CHALLENGE
Transcribe the entries that follow exactly as they appear, minus pictures.

PROVIDED RECORDS
□ □ □

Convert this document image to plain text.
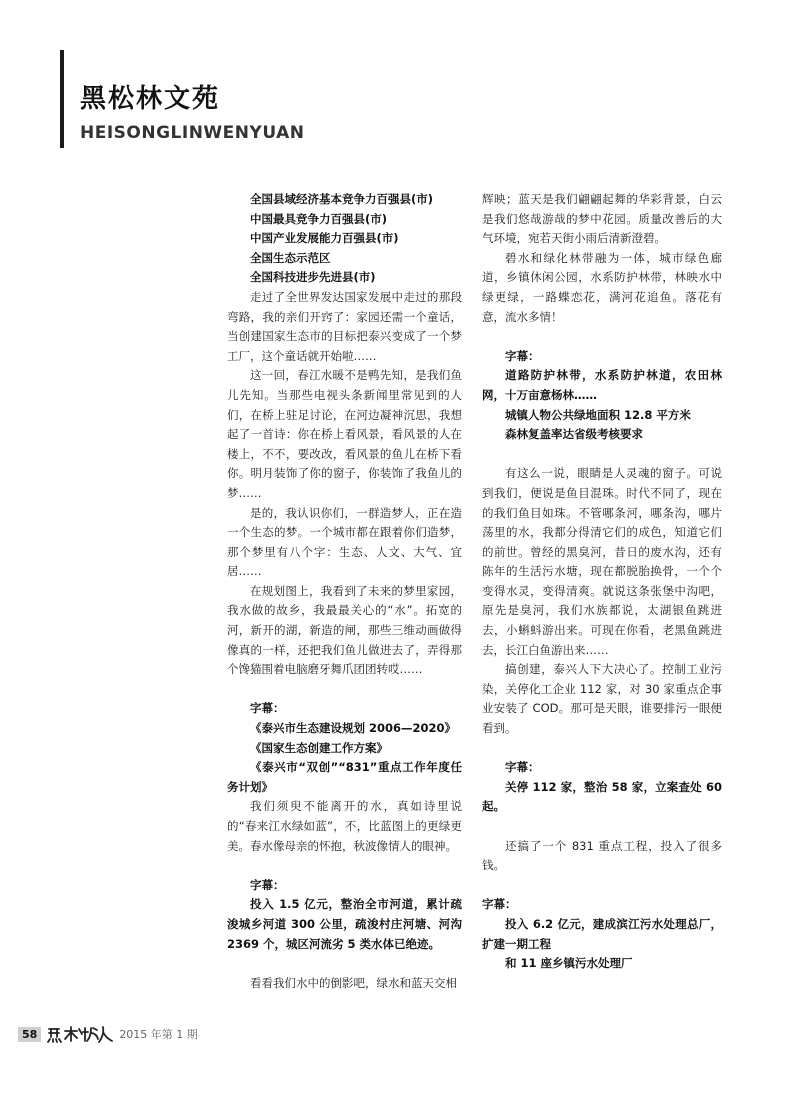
黑松林文苑
HEISONGLINWENYUAN

全国县域经济基本竞争力百强县(市)

中国最具竞争力百强县(市)

中国产业发展能力百强县(市)

全国生态示范区

全国科技进步先进县(市)

走过了全世界发达国家发展中走过的那段弯路，我的亲们开窍了：家园还需一个童话，当创建国家生态市的目标把泰兴变成了一个梦工厂，这个童话就开始啦……

这一回，春江水暖不是鸭先知，是我们鱼儿先知。当那些电视头条新闻里常见到的人们，在桥上驻足讨论，在河边凝神沉思，我想起了一首诗：你在桥上看风景，看风景的人在楼上，不不，要改改，看风景的鱼儿在桥下看你。明月装饰了你的窗子，你装饰了我鱼儿的梦……

是的，我认识你们，一群造梦人，正在造一个生态的梦。一个城市都在跟着你们造梦，那个梦里有八个字：生态、人文、大气、宜居……

在规划图上，我看到了未来的梦里家园，我水做的故乡，我最最关心的“水”。拓宽的河，新开的湖，新造的闸，那些三维动画做得像真的一样，还把我们鱼儿做进去了，弄得那个馋猫围着电脑磨牙舞爪团团转哎……

字幕：

《泰兴市生态建设规划 2006—2020》

《国家生态创建工作方案》

《泰兴市“双创”“831”重点工作年度任务计划》

我们须臾不能离开的水，真如诗里说的“春来江水绿如蓝”，不，比蓝图上的更绿更美。春水像母亲的怀抱，秋波像情人的眼神。

字幕：

投入 1.5 亿元，整治全市河道，累计疏浚城乡河道 300 公里，疏浚村庄河塘、河沟 2369 个，城区河流劣 5 类水体已绝迹。

看看我们水中的倒影吧，绿水和蓝天交相

辉映；蓝天是我们翩翩起舞的华彩背景，白云是我们悠哉游哉的梦中花园。质量改善后的大气环境，宛若天街小雨后清新澄碧。

碧水和绿化林带融为一体，城市绿色廊道，乡镇休闲公园，水系防护林带，林映水中绿更绿，一路蝶恋花，满河花追鱼。落花有意，流水多情！

字幕：

道路防护林带，水系防护林道，农田林网，十万亩意杨林……

城镇人物公共绿地面积 12.8 平方米

森林复盖率达省级考核要求

有这么一说，眼睛是人灵魂的窗子。可说到我们，便说是鱼目混珠。时代不同了，现在的我们鱼目如珠。不管哪条河，哪条沟，哪片荡里的水，我都分得清它们的成色，知道它们的前世。曾经的黑臭河，昔日的废水沟，还有陈年的生活污水塘，现在都脱胎换骨，一个个变得水灵，变得清爽。就说这条张堡中沟吧，原先是臭河，我们水族都说，太湖银鱼跳进去，小蝌蚪游出来。可现在你看，老黑鱼跳进去，长江白鱼游出来……

搞创建，泰兴人下大决心了。控制工业污染，关停化工企业 112 家，对 30 家重点企事业安装了 COD。那可是天眼，谁要排污一眼便看到。

字幕：

关停 112 家，整治 58 家，立案查处 60 起。

还搞了一个 831 重点工程，投入了很多钱。

字幕：

投入 6.2 亿元，建成滨江污水处理总厂，扩建一期工程

和 11 座乡镇污水处理厂

58	2015 年第 1 期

□ □ □

THE COMPLETED TASK
Convert this document image to plain text.
黑松林文苑
HEISONGLINWENYUAN

全国县域经济基本竞争力百强县(市)

中国最具竞争力百强县(市)

中国产业发展能力百强县(市)

全国生态示范区

全国科技进步先进县(市)

走过了全世界发达国家发展中走过的那段弯路，我的亲们开窍了：家园还需一个童话，当创建国家生态市的目标把泰兴变成了一个梦工厂，这个童话就开始啦……

这一回，春江水暖不是鸭先知，是我们鱼儿先知。当那些电视头条新闻里常见到的人们，在桥上驻足讨论，在河边凝神沉思，我想起了一首诗：你在桥上看风景，看风景的人在楼上，不不，要改改，看风景的鱼儿在桥下看你。明月装饰了你的窗子，你装饰了我鱼儿的梦……

是的，我认识你们，一群造梦人，正在造一个生态的梦。一个城市都在跟着你们造梦，那个梦里有八个字：生态、人文、大气、宜居……

在规划图上，我看到了未来的梦里家园，我水做的故乡，我最最关心的“水”。拓宽的河，新开的湖，新造的闸，那些三维动画做得像真的一样，还把我们鱼儿做进去了，弄得那个馋猫围着电脑磨牙舞爪团团转哎……

字幕：

《泰兴市生态建设规划 2006—2020》

《国家生态创建工作方案》

《泰兴市“双创”“831”重点工作年度任务计划》

我们须臾不能离开的水，真如诗里说的“春来江水绿如蓝”，不，比蓝图上的更绿更美。春水像母亲的怀抱，秋波像情人的眼神。

字幕：

投入 1.5 亿元，整治全市河道，累计疏浚城乡河道 300 公里，疏浚村庄河塘、河沟 2369 个，城区河流劣 5 类水体已绝迹。

看看我们水中的倒影吧，绿水和蓝天交相

辉映；蓝天是我们翩翩起舞的华彩背景，白云是我们悠哉游哉的梦中花园。质量改善后的大气环境，宛若天街小雨后清新澄碧。

碧水和绿化林带融为一体，城市绿色廊道，乡镇休闲公园，水系防护林带，林映水中绿更绿，一路蝶恋花，满河花追鱼。落花有意，流水多情！

字幕：

道路防护林带，水系防护林道，农田林网，十万亩意杨林……

城镇人物公共绿地面积 12.8 平方米

森林复盖率达省级考核要求

有这么一说，眼睛是人灵魂的窗子。可说到我们，便说是鱼目混珠。时代不同了，现在的我们鱼目如珠。不管哪条河，哪条沟，哪片荡里的水，我都分得清它们的成色，知道它们的前世。曾经的黑臭河，昔日的废水沟，还有陈年的生活污水塘，现在都脱胎换骨，一个个变得水灵，变得清爽。就说这条张堡中沟吧，原先是臭河，我们水族都说，太湖银鱼跳进去，小蝌蚪游出来。可现在你看，老黑鱼跳进去，长江白鱼游出来……

搞创建，泰兴人下大决心了。控制工业污染，关停化工企业 112 家，对 30 家重点企事业安装了 COD。那可是天眼，谁要排污一眼便看到。

字幕：

关停 112 家，整治 58 家，立案查处 60 起。

还搞了一个 831 重点工程，投入了很多钱。

字幕：

投入 6.2 亿元，建成滨江污水处理总厂，扩建一期工程

和 11 座乡镇污水处理厂

58	2015 年第 1 期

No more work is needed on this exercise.